[Rows from a figure dataset]

>> start

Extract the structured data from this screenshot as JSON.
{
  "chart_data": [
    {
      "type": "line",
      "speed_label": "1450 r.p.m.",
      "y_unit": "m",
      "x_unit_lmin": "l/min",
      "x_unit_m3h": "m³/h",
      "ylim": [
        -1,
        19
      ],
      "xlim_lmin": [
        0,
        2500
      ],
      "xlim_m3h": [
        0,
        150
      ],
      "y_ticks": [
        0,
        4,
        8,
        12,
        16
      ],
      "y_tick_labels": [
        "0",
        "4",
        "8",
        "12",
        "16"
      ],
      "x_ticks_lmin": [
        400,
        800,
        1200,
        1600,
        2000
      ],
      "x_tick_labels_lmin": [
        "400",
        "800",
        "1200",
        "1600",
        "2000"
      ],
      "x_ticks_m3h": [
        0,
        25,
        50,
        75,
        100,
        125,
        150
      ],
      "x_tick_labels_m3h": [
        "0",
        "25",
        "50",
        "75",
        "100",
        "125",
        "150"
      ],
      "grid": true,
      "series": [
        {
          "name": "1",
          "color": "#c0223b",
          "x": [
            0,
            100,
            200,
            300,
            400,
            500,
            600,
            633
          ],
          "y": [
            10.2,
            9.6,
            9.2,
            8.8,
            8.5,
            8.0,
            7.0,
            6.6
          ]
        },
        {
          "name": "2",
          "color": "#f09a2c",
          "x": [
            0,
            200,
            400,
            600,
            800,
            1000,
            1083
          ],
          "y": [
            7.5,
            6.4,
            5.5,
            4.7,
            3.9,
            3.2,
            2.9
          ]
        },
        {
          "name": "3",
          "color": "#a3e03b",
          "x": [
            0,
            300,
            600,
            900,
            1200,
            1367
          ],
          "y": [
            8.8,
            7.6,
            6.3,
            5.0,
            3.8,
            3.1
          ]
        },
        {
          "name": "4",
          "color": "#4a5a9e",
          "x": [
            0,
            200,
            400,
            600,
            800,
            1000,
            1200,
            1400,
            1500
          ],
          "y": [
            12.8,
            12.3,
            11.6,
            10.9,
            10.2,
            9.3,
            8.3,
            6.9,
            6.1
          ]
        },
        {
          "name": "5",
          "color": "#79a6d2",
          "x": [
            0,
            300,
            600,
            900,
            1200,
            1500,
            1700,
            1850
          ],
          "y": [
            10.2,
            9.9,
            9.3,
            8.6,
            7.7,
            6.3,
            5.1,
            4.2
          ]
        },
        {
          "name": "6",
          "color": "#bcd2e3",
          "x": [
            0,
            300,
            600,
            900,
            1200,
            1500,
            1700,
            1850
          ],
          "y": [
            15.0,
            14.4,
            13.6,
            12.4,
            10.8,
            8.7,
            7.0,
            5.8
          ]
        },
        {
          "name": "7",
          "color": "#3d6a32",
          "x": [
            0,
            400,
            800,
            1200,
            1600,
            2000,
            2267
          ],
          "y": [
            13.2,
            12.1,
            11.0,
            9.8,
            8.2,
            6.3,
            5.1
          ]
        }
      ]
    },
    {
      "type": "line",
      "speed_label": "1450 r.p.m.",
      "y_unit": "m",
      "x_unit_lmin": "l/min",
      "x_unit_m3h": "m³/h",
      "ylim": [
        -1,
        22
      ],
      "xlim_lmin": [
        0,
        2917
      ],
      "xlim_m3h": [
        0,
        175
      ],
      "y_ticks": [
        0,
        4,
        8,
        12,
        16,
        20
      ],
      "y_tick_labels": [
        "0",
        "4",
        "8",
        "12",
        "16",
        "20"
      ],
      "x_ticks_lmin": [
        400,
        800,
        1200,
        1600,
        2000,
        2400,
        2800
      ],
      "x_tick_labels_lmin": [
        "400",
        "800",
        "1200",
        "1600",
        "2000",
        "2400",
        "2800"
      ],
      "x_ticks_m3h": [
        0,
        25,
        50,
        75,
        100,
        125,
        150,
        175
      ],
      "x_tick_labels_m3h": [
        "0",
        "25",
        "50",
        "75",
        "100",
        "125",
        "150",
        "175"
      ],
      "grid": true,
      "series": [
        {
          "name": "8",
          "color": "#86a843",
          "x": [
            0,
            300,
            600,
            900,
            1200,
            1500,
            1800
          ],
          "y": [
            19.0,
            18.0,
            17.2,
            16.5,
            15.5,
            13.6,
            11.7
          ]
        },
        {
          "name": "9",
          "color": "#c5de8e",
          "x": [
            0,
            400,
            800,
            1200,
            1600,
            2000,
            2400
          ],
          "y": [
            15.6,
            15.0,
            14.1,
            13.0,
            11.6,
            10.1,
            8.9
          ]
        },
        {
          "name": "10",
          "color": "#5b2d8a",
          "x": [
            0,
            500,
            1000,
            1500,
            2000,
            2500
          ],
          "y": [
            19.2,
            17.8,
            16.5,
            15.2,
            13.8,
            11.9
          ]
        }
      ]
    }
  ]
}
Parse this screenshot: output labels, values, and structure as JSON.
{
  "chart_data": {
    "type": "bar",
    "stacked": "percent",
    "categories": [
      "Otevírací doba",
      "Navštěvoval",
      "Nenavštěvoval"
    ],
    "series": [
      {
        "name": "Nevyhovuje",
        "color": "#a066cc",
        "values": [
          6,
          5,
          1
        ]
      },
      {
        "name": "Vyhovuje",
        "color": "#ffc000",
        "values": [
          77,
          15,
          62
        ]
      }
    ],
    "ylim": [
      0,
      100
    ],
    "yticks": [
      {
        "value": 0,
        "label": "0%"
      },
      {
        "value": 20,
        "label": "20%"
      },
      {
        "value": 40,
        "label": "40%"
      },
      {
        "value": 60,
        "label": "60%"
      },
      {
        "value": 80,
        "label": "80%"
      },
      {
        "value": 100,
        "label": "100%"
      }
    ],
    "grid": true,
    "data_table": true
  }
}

>> end

Print the entries exactly. Include every one.

Extract the structured data from this screenshot as JSON.
{
  "chart_data": [
    {
      "type": "line",
      "speed_label": "1450 r.p.m.",
      "y_unit": "m",
      "x_unit_lmin": "l/min",
      "x_unit_m3h": "m³/h",
      "ylim": [
        -1,
        19
      ],
      "xlim_lmin": [
        0,
        2500
      ],
      "xlim_m3h": [
        0,
        150
      ],
      "y_ticks": [
        0,
        4,
        8,
        12,
        16
      ],
      "y_tick_labels": [
        "0",
        "4",
        "8",
        "12",
        "16"
      ],
      "x_ticks_lmin": [
        400,
        800,
        1200,
        1600,
        2000
      ],
      "x_tick_labels_lmin": [
        "400",
        "800",
        "1200",
        "1600",
        "2000"
      ],
      "x_ticks_m3h": [
        0,
        25,
        50,
        75,
        100,
        125,
        150
      ],
      "x_tick_labels_m3h": [
        "0",
        "25",
        "50",
        "75",
        "100",
        "125",
        "150"
      ],
      "grid": true,
      "series": [
        {
          "name": "1",
          "color": "#c0223b",
          "x": [
            0,
            100,
            200,
            300,
            400,
            500,
            600,
            633
          ],
          "y": [
            10.2,
            9.6,
            9.2,
            8.8,
            8.5,
            8.0,
            7.0,
            6.6
          ]
        },
        {
          "name": "2",
          "color": "#f09a2c",
          "x": [
            0,
            200,
            400,
            600,
            800,
            1000,
            1083
          ],
          "y": [
            7.5,
            6.4,
            5.5,
            4.7,
            3.9,
            3.2,
            2.9
          ]
        },
        {
          "name": "3",
          "color": "#a3e03b",
          "x": [
            0,
            300,
            600,
            900,
            1200,
            1367
          ],
          "y": [
            8.8,
            7.6,
            6.3,
            5.0,
            3.8,
            3.1
          ]
        },
        {
          "name": "4",
          "color": "#4a5a9e",
          "x": [
            0,
            200,
            400,
            600,
            800,
            1000,
            1200,
            1400,
            1500
          ],
          "y": [
            12.8,
            12.3,
            11.6,
            10.9,
            10.2,
            9.3,
            8.3,
            6.9,
            6.1
          ]
        },
        {
          "name": "5",
          "color": "#79a6d2",
          "x": [
            0,
            300,
            600,
            900,
            1200,
            1500,
            1700,
            1850
          ],
          "y": [
            10.2,
            9.9,
            9.3,
            8.6,
            7.7,
            6.3,
            5.1,
            4.2
          ]
        },
        {
          "name": "6",
          "color": "#bcd2e3",
          "x": [
            0,
            300,
            600,
            900,
            1200,
            1500,
            1700,
            1850
          ],
          "y": [
            15.0,
            14.4,
            13.6,
            12.4,
            10.8,
            8.7,
            7.0,
            5.8
          ]
        },
        {
          "name": "7",
          "color": "#3d6a32",
          "x": [
            0,
            400,
            800,
            1200,
            1600,
            2000,
            2267
          ],
          "y": [
            13.2,
            12.1,
            11.0,
            9.8,
            8.2,
            6.3,
            5.1
          ]
        }
      ]
    },
    {
      "type": "line",
      "speed_label": "1450 r.p.m.",
      "y_unit": "m",
      "x_unit_lmin": "l/min",
      "x_unit_m3h": "m³/h",
      "ylim": [
        -1,
        22
      ],
      "xlim_lmin": [
        0,
        2917
      ],
      "xlim_m3h": [
        0,
        175
      ],
      "y_ticks": [
        0,
        4,
        8,
        12,
        16,
        20
      ],
      "y_tick_labels": [
        "0",
        "4",
        "8",
        "12",
        "16",
        "20"
      ],
      "x_ticks_lmin": [
        400,
        800,
        1200,
        1600,
        2000,
        2400,
        2800
      ],
      "x_tick_labels_lmin": [
        "400",
        "800",
        "1200",
        "1600",
        "2000",
        "2400",
        "2800"
      ],
      "x_ticks_m3h": [
        0,
        25,
        50,
        75,
        100,
        125,
        150,
        175
      ],
      "x_tick_labels_m3h": [
        "0",
        "25",
        "50",
        "75",
        "100",
        "125",
        "150",
        "175"
      ],
      "grid": true,
      "series": [
        {
          "name": "8",
          "color": "#86a843",
          "x": [
            0,
            300,
            600,
            900,
            1200,
            1500,
            1800
          ],
          "y": [
            19.0,
            18.0,
            17.2,
            16.5,
            15.5,
            13.6,
            11.7
          ]
        },
        {
          "name": "9",
          "color": "#c5de8e",
          "x": [
            0,
            400,
            800,
            1200,
            1600,
            2000,
            2400
          ],
          "y": [
            15.6,
            15.0,
            14.1,
            13.0,
            11.6,
            10.1,
            8.9
          ]
        },
        {
          "name": "10",
          "color": "#5b2d8a",
          "x": [
            0,
            500,
            1000,
            1500,
            2000,
            2500
          ],
          "y": [
            19.2,
            17.8,
            16.5,
            15.2,
            13.8,
            11.9
          ]
        }
      ]
    }
  ]
}
Parse this screenshot: output labels, values, and structure as JSON.
{
  "chart_data": {
    "type": "bar",
    "stacked": "percent",
    "categories": [
      "Otevírací doba",
      "Navštěvoval",
      "Nenavštěvoval"
    ],
    "series": [
      {
        "name": "Nevyhovuje",
        "color": "#a066cc",
        "values": [
          6,
          5,
          1
        ]
      },
      {
        "name": "Vyhovuje",
        "color": "#ffc000",
        "values": [
          77,
          15,
          62
        ]
      }
    ],
    "ylim": [
      0,
      100
    ],
    "yticks": [
      {
        "value": 0,
        "label": "0%"
      },
      {
        "value": 20,
        "label": "20%"
      },
      {
        "value": 40,
        "label": "40%"
      },
      {
        "value": 60,
        "label": "60%"
      },
      {
        "value": 80,
        "label": "80%"
      },
      {
        "value": 100,
        "label": "100%"
      }
    ],
    "grid": true,
    "data_table": true
  }
}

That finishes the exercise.